Extracted data entries:
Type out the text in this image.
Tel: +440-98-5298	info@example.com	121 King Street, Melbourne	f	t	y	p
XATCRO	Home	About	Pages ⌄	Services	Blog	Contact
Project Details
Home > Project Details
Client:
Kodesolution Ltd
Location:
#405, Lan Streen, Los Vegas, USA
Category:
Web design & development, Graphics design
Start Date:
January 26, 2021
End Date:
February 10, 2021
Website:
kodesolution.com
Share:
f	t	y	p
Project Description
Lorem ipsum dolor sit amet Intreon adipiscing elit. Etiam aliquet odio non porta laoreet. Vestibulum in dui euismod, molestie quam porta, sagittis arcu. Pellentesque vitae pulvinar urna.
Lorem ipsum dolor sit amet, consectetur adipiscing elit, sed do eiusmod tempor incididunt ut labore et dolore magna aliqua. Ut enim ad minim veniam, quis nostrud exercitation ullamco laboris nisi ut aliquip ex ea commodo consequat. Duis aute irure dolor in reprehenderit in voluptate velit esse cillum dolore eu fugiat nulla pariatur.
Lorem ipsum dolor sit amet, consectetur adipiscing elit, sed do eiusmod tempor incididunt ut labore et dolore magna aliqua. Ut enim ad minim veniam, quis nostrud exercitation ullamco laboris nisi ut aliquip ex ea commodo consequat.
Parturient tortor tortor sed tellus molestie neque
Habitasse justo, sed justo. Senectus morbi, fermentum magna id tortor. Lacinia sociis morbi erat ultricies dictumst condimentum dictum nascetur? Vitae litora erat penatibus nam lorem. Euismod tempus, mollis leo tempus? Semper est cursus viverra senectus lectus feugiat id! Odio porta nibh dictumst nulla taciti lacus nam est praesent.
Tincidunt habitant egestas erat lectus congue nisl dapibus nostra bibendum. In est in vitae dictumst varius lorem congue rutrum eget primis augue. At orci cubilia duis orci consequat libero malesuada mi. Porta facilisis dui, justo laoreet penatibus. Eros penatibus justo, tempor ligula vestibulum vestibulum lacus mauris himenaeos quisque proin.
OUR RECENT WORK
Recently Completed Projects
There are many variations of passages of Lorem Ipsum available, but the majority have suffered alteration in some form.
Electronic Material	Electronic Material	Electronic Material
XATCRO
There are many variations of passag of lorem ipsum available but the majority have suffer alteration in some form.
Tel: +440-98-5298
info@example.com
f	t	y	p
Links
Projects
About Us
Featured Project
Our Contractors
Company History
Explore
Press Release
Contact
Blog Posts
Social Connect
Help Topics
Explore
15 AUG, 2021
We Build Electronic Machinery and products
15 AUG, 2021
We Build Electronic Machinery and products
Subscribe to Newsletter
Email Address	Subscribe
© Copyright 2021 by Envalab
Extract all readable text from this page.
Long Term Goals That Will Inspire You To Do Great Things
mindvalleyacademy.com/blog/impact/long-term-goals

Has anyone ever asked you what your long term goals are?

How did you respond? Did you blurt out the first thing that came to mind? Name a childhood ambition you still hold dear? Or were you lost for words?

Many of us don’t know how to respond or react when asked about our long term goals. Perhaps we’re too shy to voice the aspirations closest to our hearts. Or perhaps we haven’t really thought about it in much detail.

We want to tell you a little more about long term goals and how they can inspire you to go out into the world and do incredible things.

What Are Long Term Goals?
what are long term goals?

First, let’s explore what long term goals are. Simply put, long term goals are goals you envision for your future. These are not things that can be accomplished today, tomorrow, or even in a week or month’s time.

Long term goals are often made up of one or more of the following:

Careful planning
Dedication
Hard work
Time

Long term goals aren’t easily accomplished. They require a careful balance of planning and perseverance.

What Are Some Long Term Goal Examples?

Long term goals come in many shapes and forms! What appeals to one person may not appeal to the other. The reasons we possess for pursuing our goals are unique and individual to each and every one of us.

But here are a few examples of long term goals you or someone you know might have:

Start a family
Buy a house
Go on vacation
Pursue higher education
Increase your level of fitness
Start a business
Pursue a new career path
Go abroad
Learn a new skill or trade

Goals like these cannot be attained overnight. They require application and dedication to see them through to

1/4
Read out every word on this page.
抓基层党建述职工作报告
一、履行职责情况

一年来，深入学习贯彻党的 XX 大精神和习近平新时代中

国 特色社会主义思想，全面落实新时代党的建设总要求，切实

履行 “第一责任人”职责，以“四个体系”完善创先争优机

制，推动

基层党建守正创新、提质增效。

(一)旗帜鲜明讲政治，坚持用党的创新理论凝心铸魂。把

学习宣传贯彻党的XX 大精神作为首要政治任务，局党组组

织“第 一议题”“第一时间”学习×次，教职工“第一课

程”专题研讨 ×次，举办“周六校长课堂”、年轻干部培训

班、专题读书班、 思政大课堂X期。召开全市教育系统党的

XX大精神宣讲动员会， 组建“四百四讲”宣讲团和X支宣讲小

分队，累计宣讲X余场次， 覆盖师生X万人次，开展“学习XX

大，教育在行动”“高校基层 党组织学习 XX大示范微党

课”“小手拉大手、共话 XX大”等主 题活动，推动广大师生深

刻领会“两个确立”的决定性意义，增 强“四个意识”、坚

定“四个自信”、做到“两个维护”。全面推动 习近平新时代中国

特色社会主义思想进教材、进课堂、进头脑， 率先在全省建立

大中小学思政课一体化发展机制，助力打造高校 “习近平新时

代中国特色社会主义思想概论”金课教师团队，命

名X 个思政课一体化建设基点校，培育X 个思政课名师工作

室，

Your goal: Report each line of the material above where the word "tempor" appears.

Result for this task:
Lorem ipsum dolor sit amet, consectetur adipiscing elit, sed do eiusmod tempor incididunt ut labore et dolore magna aliqua. Ut enim ad minim veniam, quis nostrud exercitation ullamco laboris nisi ut aliquip ex ea commodo consequat. Duis aute irure dolor in reprehenderit in voluptate velit esse cillum dolore eu fugiat nulla pariatur.
Lorem ipsum dolor sit amet, consectetur adipiscing elit, sed do eiusmod tempor incididunt ut labore et dolore magna aliqua. Ut enim ad minim veniam, quis nostrud exercitation ullamco laboris nisi ut aliquip ex ea commodo consequat.
Tincidunt habitant egestas erat lectus congue nisl dapibus nostra bibendum. In est in vitae dictumst varius lorem congue rutrum eget primis augue. At orci cubilia duis orci consequat libero malesuada mi. Porta facilisis dui, justo laoreet penatibus. Eros penatibus justo, tempor ligula vestibulum vestibulum lacus mauris himenaeos quisque proin.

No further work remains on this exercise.